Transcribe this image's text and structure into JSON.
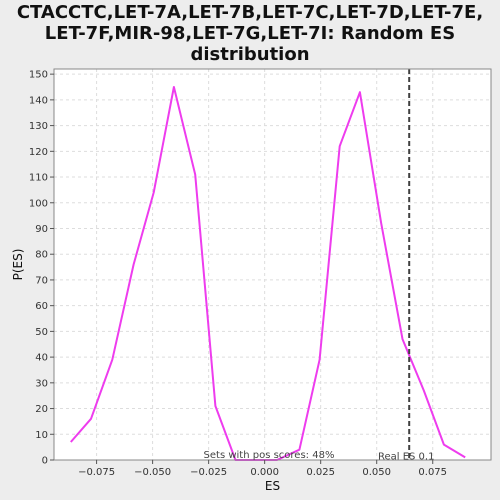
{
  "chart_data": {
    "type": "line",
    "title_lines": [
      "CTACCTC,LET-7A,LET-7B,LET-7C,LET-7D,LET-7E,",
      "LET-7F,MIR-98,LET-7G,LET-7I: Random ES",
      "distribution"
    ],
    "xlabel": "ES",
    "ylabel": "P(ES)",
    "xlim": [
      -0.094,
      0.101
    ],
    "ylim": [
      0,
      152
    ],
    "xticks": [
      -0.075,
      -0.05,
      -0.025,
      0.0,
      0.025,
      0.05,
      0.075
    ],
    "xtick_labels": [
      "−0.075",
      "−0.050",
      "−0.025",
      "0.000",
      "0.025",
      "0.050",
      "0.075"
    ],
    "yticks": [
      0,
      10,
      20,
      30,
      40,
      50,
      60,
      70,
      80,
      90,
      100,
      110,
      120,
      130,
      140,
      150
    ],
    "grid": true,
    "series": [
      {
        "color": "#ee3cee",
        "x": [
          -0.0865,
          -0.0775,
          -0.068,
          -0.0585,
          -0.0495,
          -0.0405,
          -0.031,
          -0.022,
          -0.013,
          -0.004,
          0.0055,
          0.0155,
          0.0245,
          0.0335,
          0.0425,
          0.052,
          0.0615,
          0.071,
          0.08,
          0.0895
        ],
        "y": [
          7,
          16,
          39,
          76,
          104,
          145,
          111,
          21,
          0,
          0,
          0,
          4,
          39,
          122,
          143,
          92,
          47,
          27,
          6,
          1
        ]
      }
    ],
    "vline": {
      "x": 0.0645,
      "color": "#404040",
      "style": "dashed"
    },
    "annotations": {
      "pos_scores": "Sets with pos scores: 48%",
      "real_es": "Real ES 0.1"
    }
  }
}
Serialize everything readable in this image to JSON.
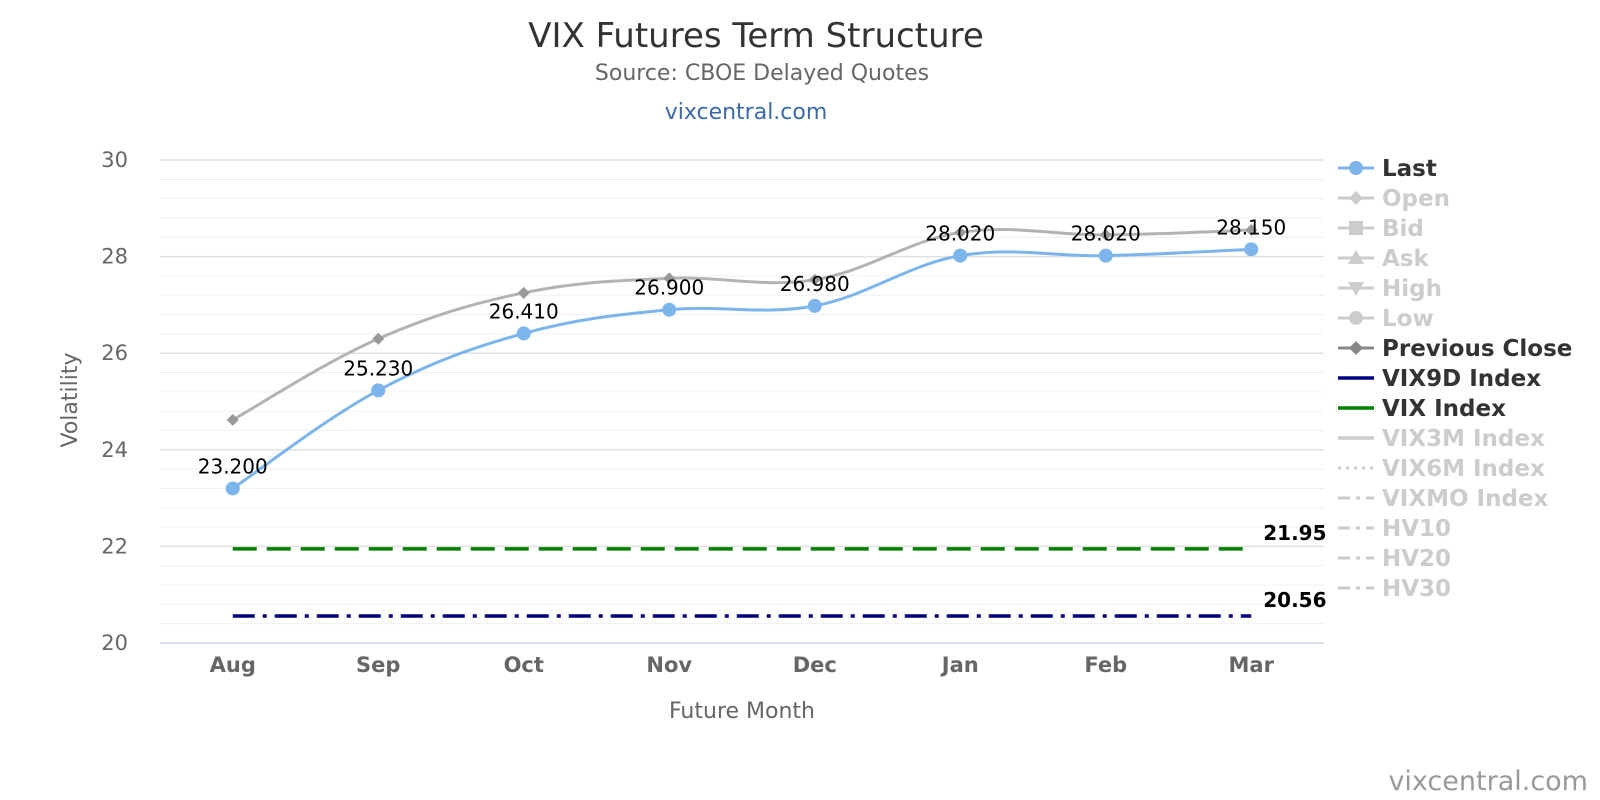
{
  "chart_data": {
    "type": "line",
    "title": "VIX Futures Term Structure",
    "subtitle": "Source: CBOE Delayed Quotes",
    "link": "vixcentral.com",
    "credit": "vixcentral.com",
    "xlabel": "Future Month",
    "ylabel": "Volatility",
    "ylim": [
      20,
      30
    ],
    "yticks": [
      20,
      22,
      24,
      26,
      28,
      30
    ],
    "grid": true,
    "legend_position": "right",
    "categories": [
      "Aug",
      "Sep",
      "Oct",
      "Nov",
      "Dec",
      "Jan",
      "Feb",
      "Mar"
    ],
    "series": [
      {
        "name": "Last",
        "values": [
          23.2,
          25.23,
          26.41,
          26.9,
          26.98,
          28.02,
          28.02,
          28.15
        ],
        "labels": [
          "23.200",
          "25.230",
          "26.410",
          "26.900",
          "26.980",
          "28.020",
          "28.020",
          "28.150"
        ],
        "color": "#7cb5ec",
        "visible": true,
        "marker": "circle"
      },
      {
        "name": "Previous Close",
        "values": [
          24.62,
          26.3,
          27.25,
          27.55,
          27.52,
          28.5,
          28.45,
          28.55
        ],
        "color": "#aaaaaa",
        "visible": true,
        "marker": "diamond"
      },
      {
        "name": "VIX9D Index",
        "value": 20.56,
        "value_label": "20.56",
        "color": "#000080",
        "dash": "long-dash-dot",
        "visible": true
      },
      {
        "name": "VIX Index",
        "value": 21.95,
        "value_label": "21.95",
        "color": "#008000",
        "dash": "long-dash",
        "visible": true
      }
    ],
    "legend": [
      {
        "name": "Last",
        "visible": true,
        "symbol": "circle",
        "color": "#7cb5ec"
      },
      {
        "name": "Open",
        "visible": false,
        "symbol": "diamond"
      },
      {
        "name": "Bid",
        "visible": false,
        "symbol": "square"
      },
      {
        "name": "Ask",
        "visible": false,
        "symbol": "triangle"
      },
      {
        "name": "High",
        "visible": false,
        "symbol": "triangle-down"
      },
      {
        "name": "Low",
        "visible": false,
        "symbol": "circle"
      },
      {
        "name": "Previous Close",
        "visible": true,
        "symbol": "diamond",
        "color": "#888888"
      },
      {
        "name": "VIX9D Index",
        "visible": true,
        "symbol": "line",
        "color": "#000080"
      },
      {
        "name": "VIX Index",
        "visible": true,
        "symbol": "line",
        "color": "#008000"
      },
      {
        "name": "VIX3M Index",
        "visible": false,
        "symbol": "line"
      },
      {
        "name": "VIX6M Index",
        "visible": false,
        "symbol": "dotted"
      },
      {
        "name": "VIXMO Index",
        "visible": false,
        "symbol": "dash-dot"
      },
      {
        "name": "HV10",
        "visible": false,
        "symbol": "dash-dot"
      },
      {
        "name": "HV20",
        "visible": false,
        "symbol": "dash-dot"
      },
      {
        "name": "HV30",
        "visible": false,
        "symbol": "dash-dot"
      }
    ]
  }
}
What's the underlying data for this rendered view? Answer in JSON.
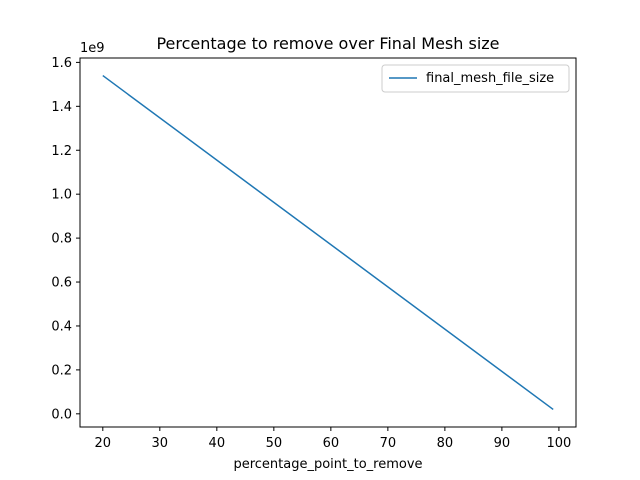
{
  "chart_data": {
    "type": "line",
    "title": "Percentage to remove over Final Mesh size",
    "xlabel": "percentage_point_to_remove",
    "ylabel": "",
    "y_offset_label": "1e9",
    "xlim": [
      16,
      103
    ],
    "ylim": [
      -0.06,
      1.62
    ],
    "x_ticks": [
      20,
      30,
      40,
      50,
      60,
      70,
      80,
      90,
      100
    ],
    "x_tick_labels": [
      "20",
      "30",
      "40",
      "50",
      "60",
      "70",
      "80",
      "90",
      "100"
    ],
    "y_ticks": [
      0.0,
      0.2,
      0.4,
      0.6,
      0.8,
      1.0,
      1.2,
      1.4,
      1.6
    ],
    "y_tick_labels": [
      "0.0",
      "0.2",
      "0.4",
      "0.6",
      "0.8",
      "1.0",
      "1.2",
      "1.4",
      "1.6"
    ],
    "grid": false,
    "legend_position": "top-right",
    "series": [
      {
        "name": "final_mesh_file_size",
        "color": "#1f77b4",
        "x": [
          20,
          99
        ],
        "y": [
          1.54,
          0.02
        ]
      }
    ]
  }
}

» **Required work**
Every line above should be returned word for word, with the pictures left behind.

» **Answer for this exercise**
Transcribe this image's text and structure into JSON.
{
  "chart_data": {
    "type": "line",
    "title_lines": [
      "CTACCTC,LET-7A,LET-7B,LET-7C,LET-7D,LET-7E,",
      "LET-7F,MIR-98,LET-7G,LET-7I: Random ES",
      "distribution"
    ],
    "xlabel": "ES",
    "ylabel": "P(ES)",
    "xlim": [
      -0.094,
      0.101
    ],
    "ylim": [
      0,
      152
    ],
    "xticks": [
      -0.075,
      -0.05,
      -0.025,
      0.0,
      0.025,
      0.05,
      0.075
    ],
    "xtick_labels": [
      "−0.075",
      "−0.050",
      "−0.025",
      "0.000",
      "0.025",
      "0.050",
      "0.075"
    ],
    "yticks": [
      0,
      10,
      20,
      30,
      40,
      50,
      60,
      70,
      80,
      90,
      100,
      110,
      120,
      130,
      140,
      150
    ],
    "grid": true,
    "series": [
      {
        "color": "#ee3cee",
        "x": [
          -0.0865,
          -0.0775,
          -0.068,
          -0.0585,
          -0.0495,
          -0.0405,
          -0.031,
          -0.022,
          -0.013,
          -0.004,
          0.0055,
          0.0155,
          0.0245,
          0.0335,
          0.0425,
          0.052,
          0.0615,
          0.071,
          0.08,
          0.0895
        ],
        "y": [
          7,
          16,
          39,
          76,
          104,
          145,
          111,
          21,
          0,
          0,
          0,
          4,
          39,
          122,
          143,
          92,
          47,
          27,
          6,
          1
        ]
      }
    ],
    "vline": {
      "x": 0.0645,
      "color": "#404040",
      "style": "dashed"
    },
    "annotations": {
      "pos_scores": "Sets with pos scores: 48%",
      "real_es": "Real ES 0.1"
    }
  }
}
Serialize everything readable in this image to JSON.
{
  "chart_data": {
    "type": "line",
    "title": "VIX Futures Term Structure",
    "subtitle": "Source: CBOE Delayed Quotes",
    "link": "vixcentral.com",
    "credit": "vixcentral.com",
    "xlabel": "Future Month",
    "ylabel": "Volatility",
    "ylim": [
      20,
      30
    ],
    "yticks": [
      20,
      22,
      24,
      26,
      28,
      30
    ],
    "grid": true,
    "legend_position": "right",
    "categories": [
      "Aug",
      "Sep",
      "Oct",
      "Nov",
      "Dec",
      "Jan",
      "Feb",
      "Mar"
    ],
    "series": [
      {
        "name": "Last",
        "values": [
          23.2,
          25.23,
          26.41,
          26.9,
          26.98,
          28.02,
          28.02,
          28.15
        ],
        "labels": [
          "23.200",
          "25.230",
          "26.410",
          "26.900",
          "26.980",
          "28.020",
          "28.020",
          "28.150"
        ],
        "color": "#7cb5ec",
        "visible": true,
        "marker": "circle"
      },
      {
        "name": "Previous Close",
        "values": [
          24.62,
          26.3,
          27.25,
          27.55,
          27.52,
          28.5,
          28.45,
          28.55
        ],
        "color": "#aaaaaa",
        "visible": true,
        "marker": "diamond"
      },
      {
        "name": "VIX9D Index",
        "value": 20.56,
        "value_label": "20.56",
        "color": "#000080",
        "dash": "long-dash-dot",
        "visible": true
      },
      {
        "name": "VIX Index",
        "value": 21.95,
        "value_label": "21.95",
        "color": "#008000",
        "dash": "long-dash",
        "visible": true
      }
    ],
    "legend": [
      {
        "name": "Last",
        "visible": true,
        "symbol": "circle",
        "color": "#7cb5ec"
      },
      {
        "name": "Open",
        "visible": false,
        "symbol": "diamond"
      },
      {
        "name": "Bid",
        "visible": false,
        "symbol": "square"
      },
      {
        "name": "Ask",
        "visible": false,
        "symbol": "triangle"
      },
      {
        "name": "High",
        "visible": false,
        "symbol": "triangle-down"
      },
      {
        "name": "Low",
        "visible": false,
        "symbol": "circle"
      },
      {
        "name": "Previous Close",
        "visible": true,
        "symbol": "diamond",
        "color": "#888888"
      },
      {
        "name": "VIX9D Index",
        "visible": true,
        "symbol": "line",
        "color": "#000080"
      },
      {
        "name": "VIX Index",
        "visible": true,
        "symbol": "line",
        "color": "#008000"
      },
      {
        "name": "VIX3M Index",
        "visible": false,
        "symbol": "line"
      },
      {
        "name": "VIX6M Index",
        "visible": false,
        "symbol": "dotted"
      },
      {
        "name": "VIXMO Index",
        "visible": false,
        "symbol": "dash-dot"
      },
      {
        "name": "HV10",
        "visible": false,
        "symbol": "dash-dot"
      },
      {
        "name": "HV20",
        "visible": false,
        "symbol": "dash-dot"
      },
      {
        "name": "HV30",
        "visible": false,
        "symbol": "dash-dot"
      }
    ]
  }
}
What's the underlying data for this rendered view? Answer in JSON.
{
  "chart_data": {
    "type": "line",
    "title": "Percentage to remove over Final Mesh size",
    "xlabel": "percentage_point_to_remove",
    "ylabel": "",
    "y_offset_label": "1e9",
    "xlim": [
      16,
      103
    ],
    "ylim": [
      -0.06,
      1.62
    ],
    "x_ticks": [
      20,
      30,
      40,
      50,
      60,
      70,
      80,
      90,
      100
    ],
    "x_tick_labels": [
      "20",
      "30",
      "40",
      "50",
      "60",
      "70",
      "80",
      "90",
      "100"
    ],
    "y_ticks": [
      0.0,
      0.2,
      0.4,
      0.6,
      0.8,
      1.0,
      1.2,
      1.4,
      1.6
    ],
    "y_tick_labels": [
      "0.0",
      "0.2",
      "0.4",
      "0.6",
      "0.8",
      "1.0",
      "1.2",
      "1.4",
      "1.6"
    ],
    "grid": false,
    "legend_position": "top-right",
    "series": [
      {
        "name": "final_mesh_file_size",
        "color": "#1f77b4",
        "x": [
          20,
          99
        ],
        "y": [
          1.54,
          0.02
        ]
      }
    ]
  }
}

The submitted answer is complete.